### Description of the task
Each entry below is to be extracted exactly.

━━━━━ Task input ━━━━━

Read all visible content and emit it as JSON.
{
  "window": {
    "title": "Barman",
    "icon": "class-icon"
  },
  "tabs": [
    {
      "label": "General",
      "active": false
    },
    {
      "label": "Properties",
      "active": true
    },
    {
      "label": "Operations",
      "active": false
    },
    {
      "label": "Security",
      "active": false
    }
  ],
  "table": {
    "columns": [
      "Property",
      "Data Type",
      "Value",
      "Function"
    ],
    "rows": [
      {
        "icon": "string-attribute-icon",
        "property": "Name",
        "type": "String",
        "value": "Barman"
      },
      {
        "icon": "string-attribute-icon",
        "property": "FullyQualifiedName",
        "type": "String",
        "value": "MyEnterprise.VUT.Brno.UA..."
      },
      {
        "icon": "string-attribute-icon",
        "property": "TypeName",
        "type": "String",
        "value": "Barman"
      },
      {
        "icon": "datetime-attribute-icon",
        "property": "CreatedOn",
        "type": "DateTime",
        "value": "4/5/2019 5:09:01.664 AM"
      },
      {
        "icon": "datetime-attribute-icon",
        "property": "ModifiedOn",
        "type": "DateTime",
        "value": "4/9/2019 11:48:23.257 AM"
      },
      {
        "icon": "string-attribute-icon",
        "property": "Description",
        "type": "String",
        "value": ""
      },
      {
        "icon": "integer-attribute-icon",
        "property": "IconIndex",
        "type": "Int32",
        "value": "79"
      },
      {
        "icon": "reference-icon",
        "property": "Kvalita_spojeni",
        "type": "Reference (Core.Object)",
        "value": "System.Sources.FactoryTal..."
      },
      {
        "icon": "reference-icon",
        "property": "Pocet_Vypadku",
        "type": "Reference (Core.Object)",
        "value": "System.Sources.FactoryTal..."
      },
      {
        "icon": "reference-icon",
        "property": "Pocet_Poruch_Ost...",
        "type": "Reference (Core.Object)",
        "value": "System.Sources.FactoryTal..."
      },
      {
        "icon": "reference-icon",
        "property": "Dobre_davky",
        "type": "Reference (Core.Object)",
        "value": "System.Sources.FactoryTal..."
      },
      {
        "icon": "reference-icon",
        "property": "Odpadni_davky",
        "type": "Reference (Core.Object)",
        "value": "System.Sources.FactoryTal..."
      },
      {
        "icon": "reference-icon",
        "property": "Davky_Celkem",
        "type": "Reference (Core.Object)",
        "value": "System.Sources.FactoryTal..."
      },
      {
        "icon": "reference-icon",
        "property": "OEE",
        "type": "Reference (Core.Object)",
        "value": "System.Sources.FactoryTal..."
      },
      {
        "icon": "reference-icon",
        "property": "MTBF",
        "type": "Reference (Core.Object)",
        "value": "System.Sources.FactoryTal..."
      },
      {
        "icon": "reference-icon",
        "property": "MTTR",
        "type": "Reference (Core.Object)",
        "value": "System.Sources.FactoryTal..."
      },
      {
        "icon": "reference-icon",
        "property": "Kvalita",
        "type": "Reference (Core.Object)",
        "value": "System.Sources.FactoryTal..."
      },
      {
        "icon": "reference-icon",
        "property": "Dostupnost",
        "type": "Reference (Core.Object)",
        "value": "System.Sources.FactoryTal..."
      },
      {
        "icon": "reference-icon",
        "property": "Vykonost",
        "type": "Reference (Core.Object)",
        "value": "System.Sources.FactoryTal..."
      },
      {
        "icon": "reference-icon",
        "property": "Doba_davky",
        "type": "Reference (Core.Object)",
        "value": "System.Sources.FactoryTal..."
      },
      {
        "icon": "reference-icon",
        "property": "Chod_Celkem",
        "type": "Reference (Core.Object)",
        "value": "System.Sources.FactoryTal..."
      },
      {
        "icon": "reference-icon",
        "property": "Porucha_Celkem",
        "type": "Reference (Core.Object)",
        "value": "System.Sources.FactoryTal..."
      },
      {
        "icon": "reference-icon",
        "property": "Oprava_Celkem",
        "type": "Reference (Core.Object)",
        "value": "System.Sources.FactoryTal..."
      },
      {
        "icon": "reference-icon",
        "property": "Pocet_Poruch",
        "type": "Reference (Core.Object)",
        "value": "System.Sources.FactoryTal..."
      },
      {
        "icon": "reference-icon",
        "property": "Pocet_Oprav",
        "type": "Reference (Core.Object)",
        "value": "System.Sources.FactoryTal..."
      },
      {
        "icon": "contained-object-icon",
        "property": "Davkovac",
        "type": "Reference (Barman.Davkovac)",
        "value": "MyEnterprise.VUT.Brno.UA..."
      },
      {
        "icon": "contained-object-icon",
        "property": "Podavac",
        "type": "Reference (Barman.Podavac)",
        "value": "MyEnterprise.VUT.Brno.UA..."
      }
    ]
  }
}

━━━━━

### Answer to this exercise
Read all visible content and emit it as JSON.
{
  "window": {
    "title": "Barman",
    "icon": "class-icon"
  },
  "tabs": [
    {
      "label": "General",
      "active": false
    },
    {
      "label": "Properties",
      "active": true
    },
    {
      "label": "Operations",
      "active": false
    },
    {
      "label": "Security",
      "active": false
    }
  ],
  "table": {
    "columns": [
      "Property",
      "Data Type",
      "Value",
      "Function"
    ],
    "rows": [
      {
        "icon": "string-attribute-icon",
        "property": "Name",
        "type": "String",
        "value": "Barman"
      },
      {
        "icon": "string-attribute-icon",
        "property": "FullyQualifiedName",
        "type": "String",
        "value": "MyEnterprise.VUT.Brno.UA..."
      },
      {
        "icon": "string-attribute-icon",
        "property": "TypeName",
        "type": "String",
        "value": "Barman"
      },
      {
        "icon": "datetime-attribute-icon",
        "property": "CreatedOn",
        "type": "DateTime",
        "value": "4/5/2019 5:09:01.664 AM"
      },
      {
        "icon": "datetime-attribute-icon",
        "property": "ModifiedOn",
        "type": "DateTime",
        "value": "4/9/2019 11:48:23.257 AM"
      },
      {
        "icon": "string-attribute-icon",
        "property": "Description",
        "type": "String",
        "value": ""
      },
      {
        "icon": "integer-attribute-icon",
        "property": "IconIndex",
        "type": "Int32",
        "value": "79"
      },
      {
        "icon": "reference-icon",
        "property": "Kvalita_spojeni",
        "type": "Reference (Core.Object)",
        "value": "System.Sources.FactoryTal..."
      },
      {
        "icon": "reference-icon",
        "property": "Pocet_Vypadku",
        "type": "Reference (Core.Object)",
        "value": "System.Sources.FactoryTal..."
      },
      {
        "icon": "reference-icon",
        "property": "Pocet_Poruch_Ost...",
        "type": "Reference (Core.Object)",
        "value": "System.Sources.FactoryTal..."
      },
      {
        "icon": "reference-icon",
        "property": "Dobre_davky",
        "type": "Reference (Core.Object)",
        "value": "System.Sources.FactoryTal..."
      },
      {
        "icon": "reference-icon",
        "property": "Odpadni_davky",
        "type": "Reference (Core.Object)",
        "value": "System.Sources.FactoryTal..."
      },
      {
        "icon": "reference-icon",
        "property": "Davky_Celkem",
        "type": "Reference (Core.Object)",
        "value": "System.Sources.FactoryTal..."
      },
      {
        "icon": "reference-icon",
        "property": "OEE",
        "type": "Reference (Core.Object)",
        "value": "System.Sources.FactoryTal..."
      },
      {
        "icon": "reference-icon",
        "property": "MTBF",
        "type": "Reference (Core.Object)",
        "value": "System.Sources.FactoryTal..."
      },
      {
        "icon": "reference-icon",
        "property": "MTTR",
        "type": "Reference (Core.Object)",
        "value": "System.Sources.FactoryTal..."
      },
      {
        "icon": "reference-icon",
        "property": "Kvalita",
        "type": "Reference (Core.Object)",
        "value": "System.Sources.FactoryTal..."
      },
      {
        "icon": "reference-icon",
        "property": "Dostupnost",
        "type": "Reference (Core.Object)",
        "value": "System.Sources.FactoryTal..."
      },
      {
        "icon": "reference-icon",
        "property": "Vykonost",
        "type": "Reference (Core.Object)",
        "value": "System.Sources.FactoryTal..."
      },
      {
        "icon": "reference-icon",
        "property": "Doba_davky",
        "type": "Reference (Core.Object)",
        "value": "System.Sources.FactoryTal..."
      },
      {
        "icon": "reference-icon",
        "property": "Chod_Celkem",
        "type": "Reference (Core.Object)",
        "value": "System.Sources.FactoryTal..."
      },
      {
        "icon": "reference-icon",
        "property": "Porucha_Celkem",
        "type": "Reference (Core.Object)",
        "value": "System.Sources.FactoryTal..."
      },
      {
        "icon": "reference-icon",
        "property": "Oprava_Celkem",
        "type": "Reference (Core.Object)",
        "value": "System.Sources.FactoryTal..."
      },
      {
        "icon": "reference-icon",
        "property": "Pocet_Poruch",
        "type": "Reference (Core.Object)",
        "value": "System.Sources.FactoryTal..."
      },
      {
        "icon": "reference-icon",
        "property": "Pocet_Oprav",
        "type": "Reference (Core.Object)",
        "value": "System.Sources.FactoryTal..."
      },
      {
        "icon": "contained-object-icon",
        "property": "Davkovac",
        "type": "Reference (Barman.Davkovac)",
        "value": "MyEnterprise.VUT.Brno.UA..."
      },
      {
        "icon": "contained-object-icon",
        "property": "Podavac",
        "type": "Reference (Barman.Podavac)",
        "value": "MyEnterprise.VUT.Brno.UA..."
      }
    ]
  }
}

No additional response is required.